__STATED TASK__: In the entries that follow, find the word "λέξεις" and report each line it is on.

__GIVEN DATA__:
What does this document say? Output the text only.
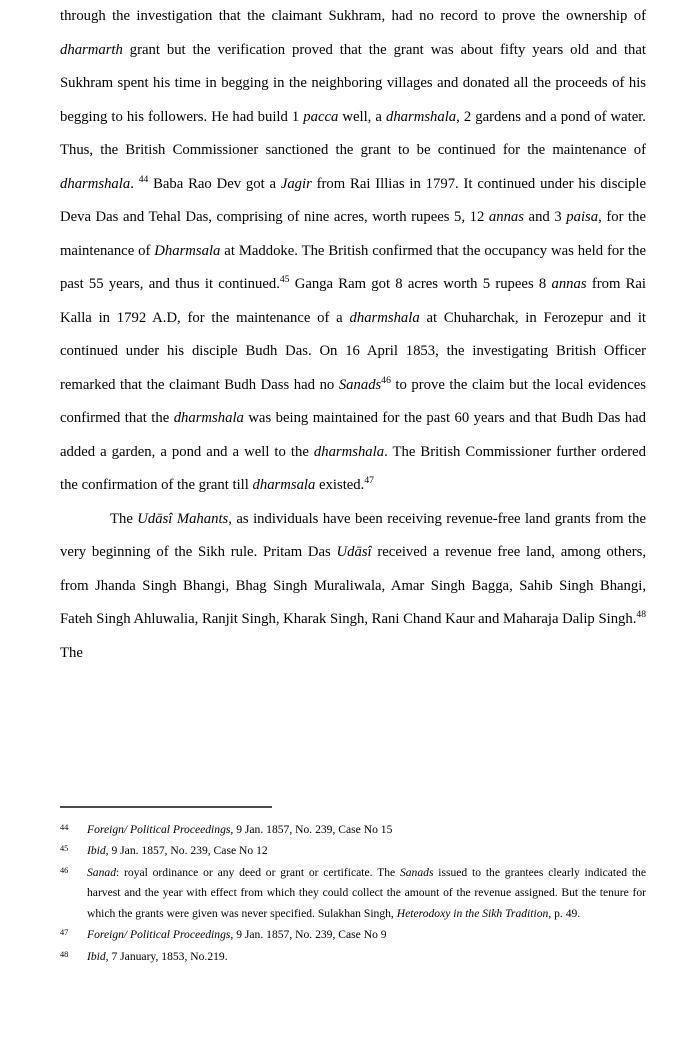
through the investigation that the claimant Sukhram, had no record to prove the ownership of dharmarth grant but the verification proved that the grant was about fifty years old and that Sukhram spent his time in begging in the neighboring villages and donated all the proceeds of his begging to his followers. He had build 1 pacca well, a dharmshala, 2 gardens and a pond of water. Thus, the British Commissioner sanctioned the grant to be continued for the maintenance of dharmshala. $^{44}$ Baba Rao Dev got a Jagir from Rai Illias in 1797. It continued under his disciple Deva Das and Tehal Das, comprising of nine acres, worth rupees 5, 12 annas and 3 paisa, for the maintenance of Dharmsala at Maddoke. The British confirmed that the occupancy was held for the past 55 years, and thus it continued.$^{45}$ Ganga Ram got 8 acres worth 5 rupees 8 annas from Rai Kalla in 1792 A.D, for the maintenance of a dharmshala at Chuharchak, in Ferozepur and it continued under his disciple Budh Das. On 16 April 1853, the investigating British Officer remarked that the claimant Budh Dass had no Sanads$^{46}$ to prove the claim but the local evidences confirmed that the dharmshala was being maintained for the past 60 years and that Budh Das had added a garden, a pond and a well to the dharmshala. The British Commissioner further ordered the confirmation of the grant till dharmsala existed.$^{47}$

The Udāsî Mahants, as individuals have been receiving revenue-free land grants from the very beginning of the Sikh rule. Pritam Das Udāsî received a revenue free land, among others, from Jhanda Singh Bhangi, Bhag Singh Muraliwala, Amar Singh Bagga, Sahib Singh Bhangi, Fateh Singh Ahluwalia, Ranjit Singh, Kharak Singh, Rani Chand Kaur and Maharaja Dalip Singh.$^{48}$ The

44	Foreign/ Political Proceedings, 9 Jan. 1857, No. 239, Case No 15
45	Ibid, 9 Jan. 1857, No. 239, Case No 12
46	Sanad: royal ordinance or any deed or grant or certificate. The Sanads issued to the grantees clearly indicated the harvest and the year with effect from which they could collect the amount of the revenue assigned. But the tenure for which the grants were given was never specified. Sulakhan Singh, Heterodoxy in the Sikh Tradition, p. 49.
47	Foreign/ Political Proceedings, 9 Jan. 1857, No. 239, Case No 9
48	Ibid, 7 January, 1853, No.219.
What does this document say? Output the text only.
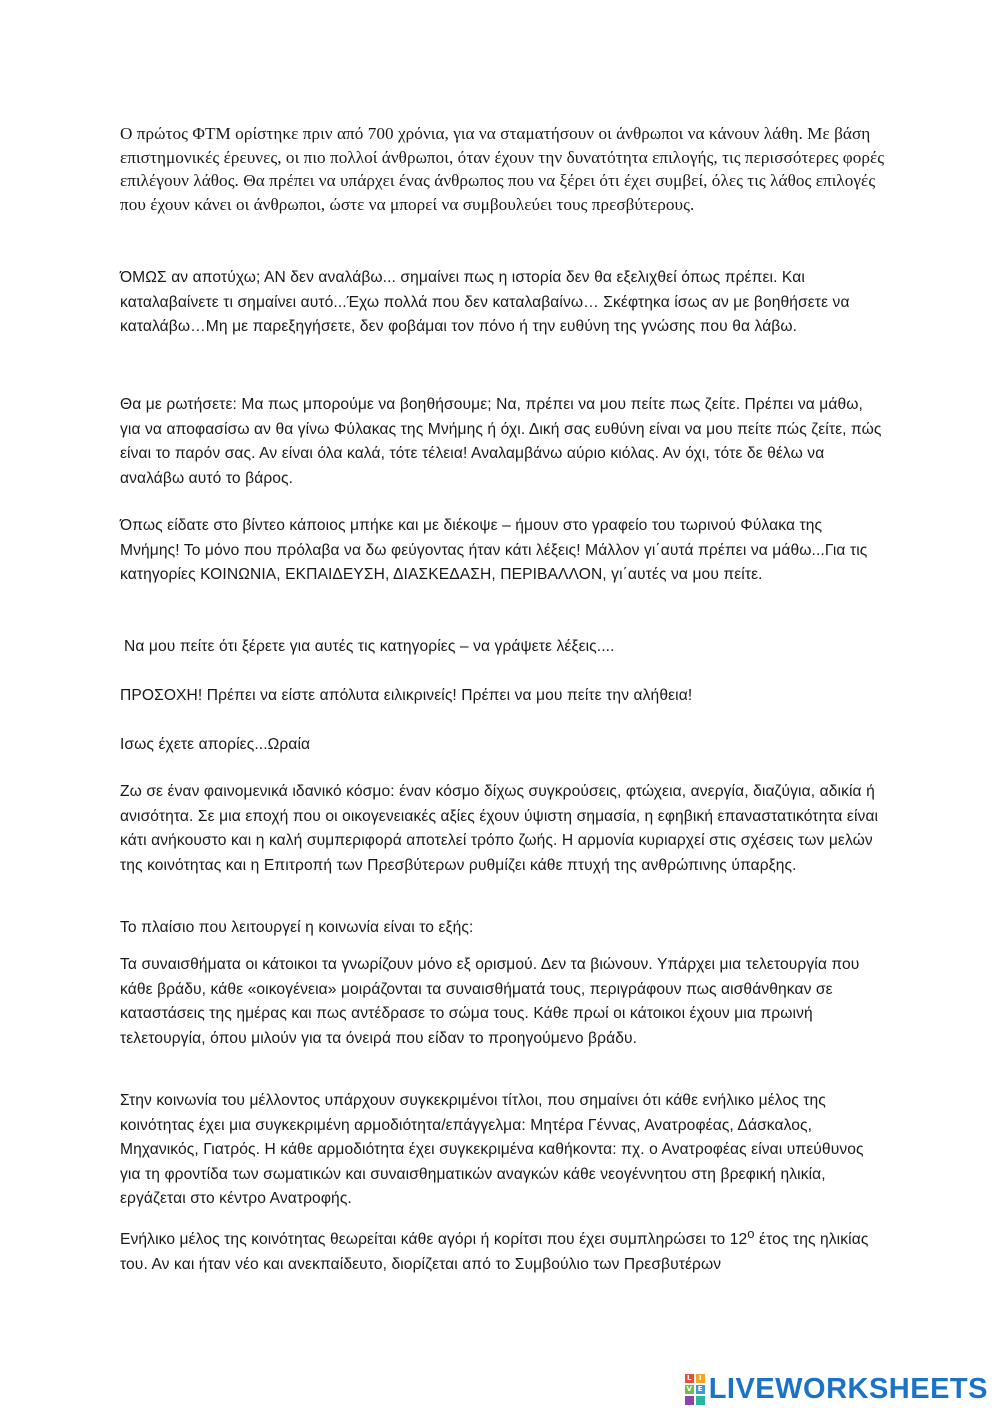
Ο πρώτος ΦΤΜ ορίστηκε πριν από 700 χρόνια, για να σταματήσουν οι άνθρωποι να κάνουν λάθη. Με βάση επιστημονικές έρευνες, οι πιο πολλοί άνθρωποι, όταν έχουν την δυνατότητα επιλογής, τις περισσότερες φορές επιλέγουν λάθος. Θα πρέπει να υπάρχει ένας άνθρωπος που να ξέρει ότι έχει συμβεί, όλες τις λάθος επιλογές που έχουν κάνει οι άνθρωποι, ώστε να μπορεί να συμβουλεύει τους πρεσβύτερους.

ΌΜΩΣ αν αποτύχω; ΑΝ δεν αναλάβω... σημαίνει πως η ιστορία δεν θα εξελιχθεί όπως πρέπει. Και καταλαβαίνετε τι σημαίνει αυτό...Έχω πολλά που δεν καταλαβαίνω… Σκέφτηκα ίσως αν με βοηθήσετε να καταλάβω…Μη με παρεξηγήσετε, δεν φοβάμαι τον πόνο ή την ευθύνη της γνώσης που θα λάβω.

Θα με ρωτήσετε: Μα πως μπορούμε να βοηθήσουμε; Να, πρέπει να μου πείτε πως ζείτε. Πρέπει να μάθω, για να αποφασίσω αν θα γίνω Φύλακας της Μνήμης ή όχι. Δική σας ευθύνη είναι να μου πείτε πώς ζείτε, πώς είναι το παρόν σας. Αν είναι όλα καλά, τότε τέλεια! Αναλαμβάνω αύριο κιόλας. Αν όχι, τότε δε θέλω να αναλάβω αυτό το βάρος.

Όπως είδατε στο βίντεο κάποιος μπήκε και με διέκοψε – ήμουν στο γραφείο του τωρινού Φύλακα της Μνήμης! Το μόνο που πρόλαβα να δω φεύγοντας ήταν κάτι λέξεις! Μάλλον γι΄αυτά πρέπει να μάθω...Για τις κατηγορίες ΚΟΙΝΩΝΙΑ, ΕΚΠΑΙΔΕΥΣΗ, ΔΙΑΣΚΕΔΑΣΗ, ΠΕΡΙΒΑΛΛΟΝ, γι΄αυτές να μου πείτε.

Να μου πείτε ότι ξέρετε για αυτές τις κατηγορίες – να γράψετε λέξεις....

ΠΡΟΣΟΧΗ! Πρέπει να είστε απόλυτα ειλικρινείς! Πρέπει να μου πείτε την αλήθεια!

Ισως έχετε απορίες...Ωραία

Ζω σε έναν φαινομενικά ιδανικό κόσμο: έναν κόσμο δίχως συγκρούσεις, φτώχεια, ανεργία, διαζύγια, αδικία ή ανισότητα. Σε μια εποχή που οι οικογενειακές αξίες έχουν ύψιστη σημασία, η εφηβική επαναστατικότητα είναι κάτι ανήκουστο και η καλή συμπεριφορά αποτελεί τρόπο ζωής. Η αρμονία κυριαρχεί στις σχέσεις των μελών της κοινότητας και η Επιτροπή των Πρεσβύτερων ρυθμίζει κάθε πτυχή της ανθρώπινης ύπαρξης.

Το πλαίσιο που λειτουργεί η κοινωνία είναι το εξής:

Τα συναισθήματα οι κάτοικοι τα γνωρίζουν μόνο εξ ορισμού. Δεν τα βιώνουν. Υπάρχει μια τελετουργία που κάθε βράδυ, κάθε «οικογένεια» μοιράζονται τα συναισθήματά τους, περιγράφουν πως αισθάνθηκαν σε καταστάσεις της ημέρας και πως αντέδρασε το σώμα τους. Κάθε πρωί οι κάτοικοι έχουν μια πρωινή τελετουργία, όπου μιλούν για τα όνειρά που είδαν το προηγούμενο βράδυ.

Στην κοινωνία του μέλλοντος υπάρχουν συγκεκριμένοι τίτλοι, που σημαίνει ότι κάθε ενήλικο μέλος της κοινότητας έχει μια συγκεκριμένη αρμοδιότητα/επάγγελμα: Μητέρα Γέννας, Ανατροφέας, Δάσκαλος, Μηχανικός, Γιατρός. Η κάθε αρμοδιότητα έχει συγκεκριμένα καθήκοντα: πχ. ο Ανατροφέας είναι υπεύθυνος για τη φροντίδα των σωματικών και συναισθηματικών αναγκών κάθε νεογέννητου στη βρεφική ηλικία, εργάζεται στο κέντρο Ανατροφής.

Ενήλικο μέλος της κοινότητας θεωρείται κάθε αγόρι ή κορίτσι που έχει συμπληρώσει το $12^o$ έτος της ηλικίας του. Αν και ήταν νέο και ανεκπαίδευτο, διορίζεται από το Συμβούλιο των Πρεσβυτέρων

L	I
V E LIVEWORKSHEETS
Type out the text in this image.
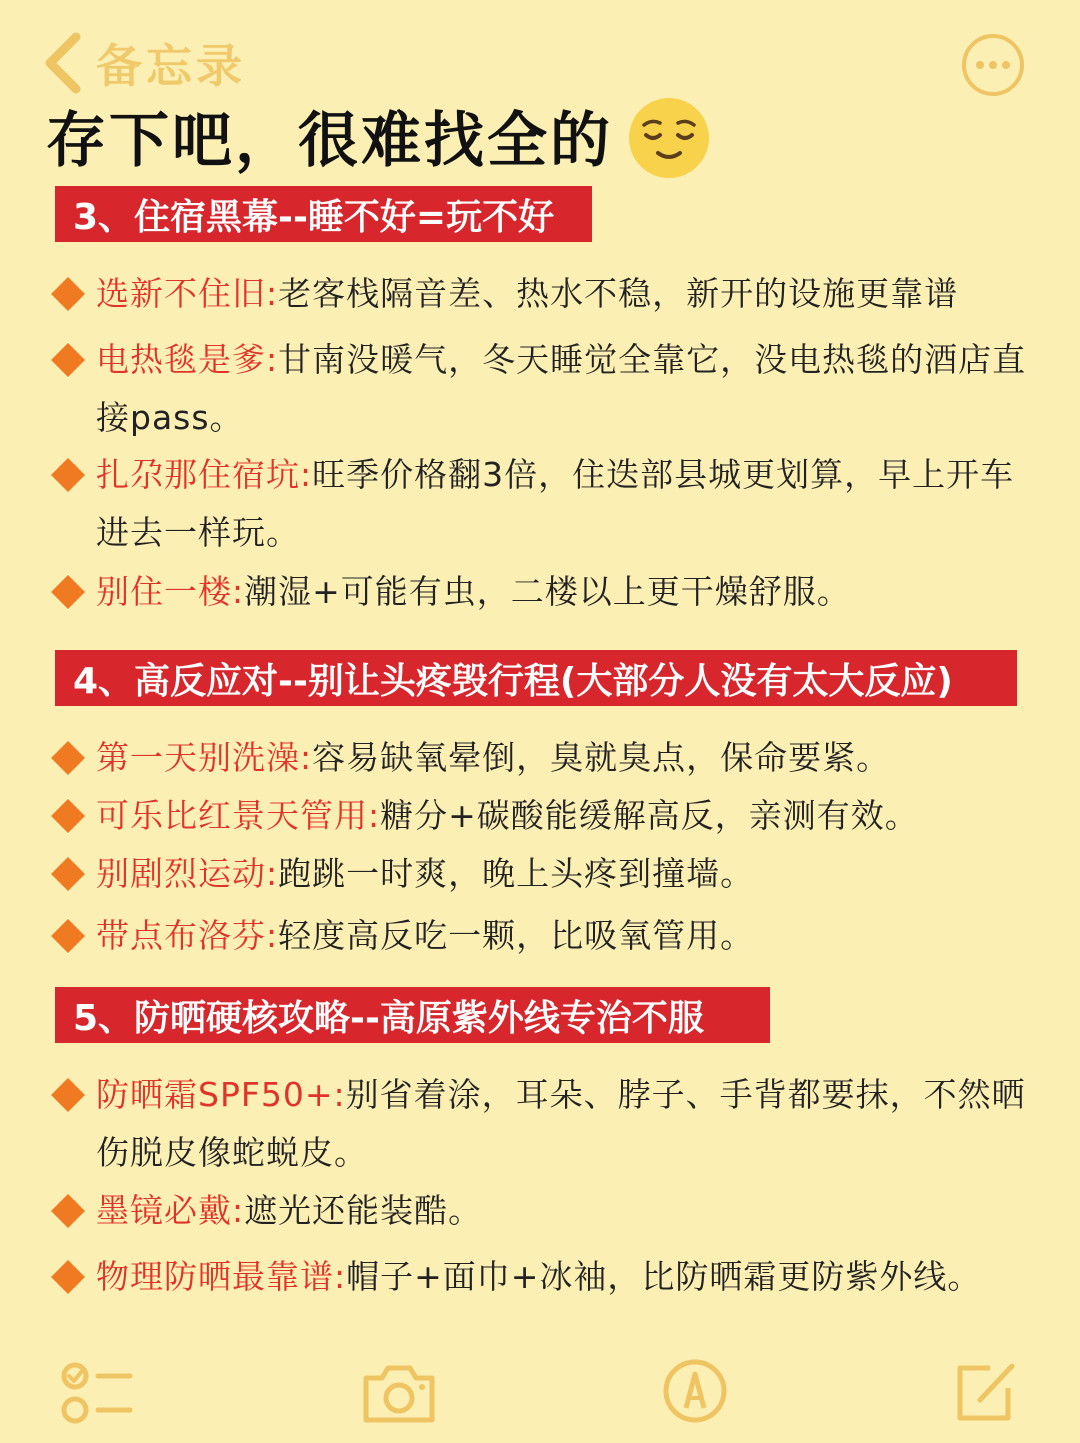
备忘录
存下吧，很难找全的
3、住宿黑幕--睡不好=玩不好
选新不住旧:老客栈隔音差、热水不稳，新开的设施更靠谱
电热毯是爹:甘南没暖气，冬天睡觉全靠它，没电热毯的酒店直接pass。
扎尕那住宿坑:旺季价格翻3倍，住迭部县城更划算，早上开车进去一样玩。
别住一楼:潮湿+可能有虫，二楼以上更干燥舒服。
4、高反应对--别让头疼毁行程(大部分人没有太大反应)
第一天别洗澡:容易缺氧晕倒，臭就臭点，保命要紧。
可乐比红景天管用:糖分+碳酸能缓解高反，亲测有效。
别剧烈运动:跑跳一时爽，晚上头疼到撞墙。
带点布洛芬:轻度高反吃一颗，比吸氧管用。
5、防晒硬核攻略--高原紫外线专治不服
防晒霜SPF50+:别省着涂，耳朵、脖子、手背都要抹，不然晒伤脱皮像蛇蜕皮。
墨镜必戴:遮光还能装酷。
物理防晒最靠谱:帽子+面巾+冰袖，比防晒霜更防紫外线。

__RESPONSE TO THE TASK__:
Όπως είδατε στο βίντεο κάποιος μπήκε και με διέκοψε – ήμουν στο γραφείο του τωρινού Φύλακα της Μνήμης! Το μόνο που πρόλαβα να δω φεύγοντας ήταν κάτι λέξεις! Μάλλον γι΄αυτά πρέπει να μάθω...Για τις κατηγορίες ΚΟΙΝΩΝΙΑ, ΕΚΠΑΙΔΕΥΣΗ, ΔΙΑΣΚΕΔΑΣΗ, ΠΕΡΙΒΑΛΛΟΝ, γι΄αυτές να μου πείτε.
Να μου πείτε ότι ξέρετε για αυτές τις κατηγορίες – να γράψετε λέξεις....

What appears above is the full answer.